-- start --

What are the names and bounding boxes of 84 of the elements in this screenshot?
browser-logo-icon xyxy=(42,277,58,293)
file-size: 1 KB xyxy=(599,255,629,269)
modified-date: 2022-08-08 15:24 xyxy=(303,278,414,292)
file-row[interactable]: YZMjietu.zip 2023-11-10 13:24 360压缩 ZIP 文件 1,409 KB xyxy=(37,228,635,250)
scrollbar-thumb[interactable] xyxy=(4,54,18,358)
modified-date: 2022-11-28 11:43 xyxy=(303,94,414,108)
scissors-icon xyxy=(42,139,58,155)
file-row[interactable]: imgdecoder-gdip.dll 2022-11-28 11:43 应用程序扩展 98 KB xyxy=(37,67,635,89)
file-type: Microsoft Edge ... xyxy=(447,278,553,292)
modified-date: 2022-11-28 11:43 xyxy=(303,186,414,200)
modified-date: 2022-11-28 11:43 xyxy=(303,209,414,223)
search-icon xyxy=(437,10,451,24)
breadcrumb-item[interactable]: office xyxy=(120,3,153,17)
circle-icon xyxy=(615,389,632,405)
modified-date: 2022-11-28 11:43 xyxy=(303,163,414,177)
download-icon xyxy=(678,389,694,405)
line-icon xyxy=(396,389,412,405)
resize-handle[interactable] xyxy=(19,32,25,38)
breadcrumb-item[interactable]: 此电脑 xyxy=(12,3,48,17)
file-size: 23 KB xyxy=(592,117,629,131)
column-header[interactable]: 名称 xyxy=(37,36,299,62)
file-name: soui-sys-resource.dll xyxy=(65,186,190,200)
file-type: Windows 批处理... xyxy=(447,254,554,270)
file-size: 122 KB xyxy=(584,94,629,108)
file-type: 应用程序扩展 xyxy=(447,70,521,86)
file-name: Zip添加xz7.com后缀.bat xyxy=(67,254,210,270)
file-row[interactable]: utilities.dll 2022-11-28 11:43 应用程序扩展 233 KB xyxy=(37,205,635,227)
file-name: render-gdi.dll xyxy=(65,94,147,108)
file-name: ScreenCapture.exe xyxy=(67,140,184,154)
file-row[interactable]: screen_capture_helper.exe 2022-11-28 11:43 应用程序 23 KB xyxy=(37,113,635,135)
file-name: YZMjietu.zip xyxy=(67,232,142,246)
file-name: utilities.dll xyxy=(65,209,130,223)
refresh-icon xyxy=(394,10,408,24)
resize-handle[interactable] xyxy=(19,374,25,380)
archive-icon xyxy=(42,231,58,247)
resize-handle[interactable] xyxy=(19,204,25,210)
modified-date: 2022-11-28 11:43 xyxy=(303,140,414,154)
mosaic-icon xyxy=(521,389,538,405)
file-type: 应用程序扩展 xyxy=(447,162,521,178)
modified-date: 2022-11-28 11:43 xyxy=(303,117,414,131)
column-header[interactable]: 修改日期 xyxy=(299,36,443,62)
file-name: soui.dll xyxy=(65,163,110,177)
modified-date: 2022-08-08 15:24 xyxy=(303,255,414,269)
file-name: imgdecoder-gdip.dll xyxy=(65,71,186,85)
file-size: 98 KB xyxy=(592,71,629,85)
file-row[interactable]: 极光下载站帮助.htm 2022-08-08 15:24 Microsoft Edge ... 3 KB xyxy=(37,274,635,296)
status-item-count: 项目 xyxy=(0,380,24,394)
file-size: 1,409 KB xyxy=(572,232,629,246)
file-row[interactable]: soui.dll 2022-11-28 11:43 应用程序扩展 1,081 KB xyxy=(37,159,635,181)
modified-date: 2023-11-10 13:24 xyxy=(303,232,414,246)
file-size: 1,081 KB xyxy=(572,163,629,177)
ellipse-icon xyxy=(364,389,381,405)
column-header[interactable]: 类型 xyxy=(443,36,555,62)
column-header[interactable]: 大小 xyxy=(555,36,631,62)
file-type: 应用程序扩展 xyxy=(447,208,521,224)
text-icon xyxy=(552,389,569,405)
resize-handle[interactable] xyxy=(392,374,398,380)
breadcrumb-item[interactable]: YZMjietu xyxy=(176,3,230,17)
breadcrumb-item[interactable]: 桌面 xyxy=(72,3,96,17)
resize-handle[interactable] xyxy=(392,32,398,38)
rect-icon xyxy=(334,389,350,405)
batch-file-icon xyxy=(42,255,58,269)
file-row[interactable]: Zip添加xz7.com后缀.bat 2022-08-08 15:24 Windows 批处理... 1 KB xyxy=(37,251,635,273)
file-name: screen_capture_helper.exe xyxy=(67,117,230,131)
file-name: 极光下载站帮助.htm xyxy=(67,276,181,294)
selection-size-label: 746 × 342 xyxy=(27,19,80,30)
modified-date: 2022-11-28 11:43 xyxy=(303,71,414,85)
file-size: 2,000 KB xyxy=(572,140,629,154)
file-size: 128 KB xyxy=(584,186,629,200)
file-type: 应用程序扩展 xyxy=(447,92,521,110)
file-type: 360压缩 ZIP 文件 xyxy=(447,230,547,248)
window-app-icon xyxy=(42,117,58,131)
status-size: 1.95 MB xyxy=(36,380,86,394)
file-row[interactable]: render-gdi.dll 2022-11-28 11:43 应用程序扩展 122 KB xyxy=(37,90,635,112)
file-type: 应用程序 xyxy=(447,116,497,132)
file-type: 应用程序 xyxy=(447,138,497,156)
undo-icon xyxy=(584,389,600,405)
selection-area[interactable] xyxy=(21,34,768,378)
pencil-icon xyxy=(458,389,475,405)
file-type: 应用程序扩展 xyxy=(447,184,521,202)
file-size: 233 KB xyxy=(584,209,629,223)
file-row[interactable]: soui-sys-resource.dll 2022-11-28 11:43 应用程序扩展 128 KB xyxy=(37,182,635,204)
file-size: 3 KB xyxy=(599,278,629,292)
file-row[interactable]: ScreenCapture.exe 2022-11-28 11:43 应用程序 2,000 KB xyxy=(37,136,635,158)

-- end --
-- start --

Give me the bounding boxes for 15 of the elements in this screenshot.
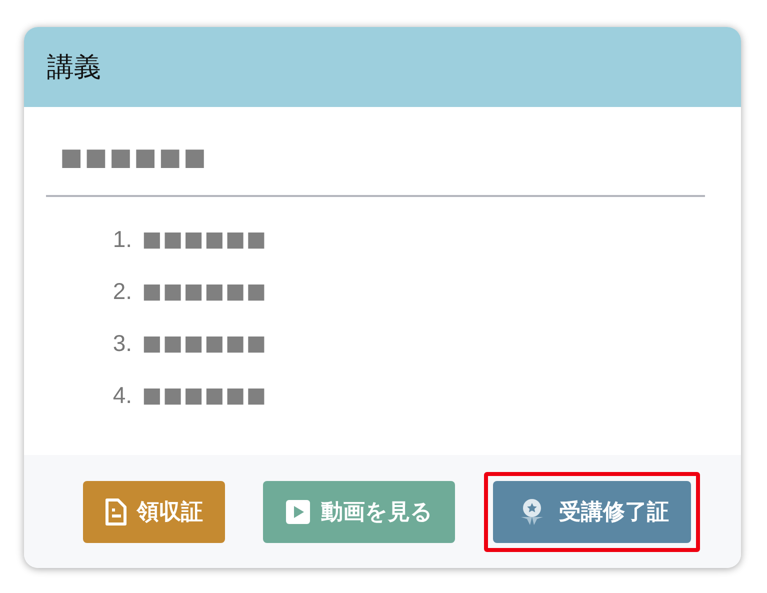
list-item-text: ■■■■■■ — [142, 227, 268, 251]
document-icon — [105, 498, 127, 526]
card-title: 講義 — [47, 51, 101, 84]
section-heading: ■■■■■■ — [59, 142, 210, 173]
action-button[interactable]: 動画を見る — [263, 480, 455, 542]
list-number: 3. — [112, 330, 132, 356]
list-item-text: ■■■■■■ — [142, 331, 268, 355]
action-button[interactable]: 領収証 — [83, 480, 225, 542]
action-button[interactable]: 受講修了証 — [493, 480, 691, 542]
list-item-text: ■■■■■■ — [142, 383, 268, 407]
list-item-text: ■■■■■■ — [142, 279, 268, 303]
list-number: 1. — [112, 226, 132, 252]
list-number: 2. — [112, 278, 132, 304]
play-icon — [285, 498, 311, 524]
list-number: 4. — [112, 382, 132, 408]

-- end --

▶ [Problem]: Starting at the line that contains "list-item-text: ■■■■■■ — [142, 227, 268, 251]" and ending with the line that contains "list-number: 4. — [112, 382, 132, 408]", recast those records as a JSON list of strings, one string per line, skipping any blank lines.

▶ [Problem solution]:
[
  "list-item-text: ■■■■■■ — [142, 227, 268, 251]",
  "document-icon — [105, 498, 127, 526]",
  "card-title: 講義 — [47, 51, 101, 84]",
  "section-heading: ■■■■■■ — [59, 142, 210, 173]",
  "action-button[interactable]: 動画を見る — [263, 480, 455, 542]",
  "list-number: 3. — [112, 330, 132, 356]",
  "list-item-text: ■■■■■■ — [142, 331, 268, 355]",
  "action-button[interactable]: 領収証 — [83, 480, 225, 542]",
  "action-button[interactable]: 受講修了証 — [493, 480, 691, 542]",
  "list-item-text: ■■■■■■ — [142, 383, 268, 407]",
  "list-item-text: ■■■■■■ — [142, 279, 268, 303]",
  "list-number: 1. — [112, 226, 132, 252]",
  "list-number: 2. — [112, 278, 132, 304]",
  "play-icon — [285, 498, 311, 524]",
  "list-number: 4. — [112, 382, 132, 408]"
]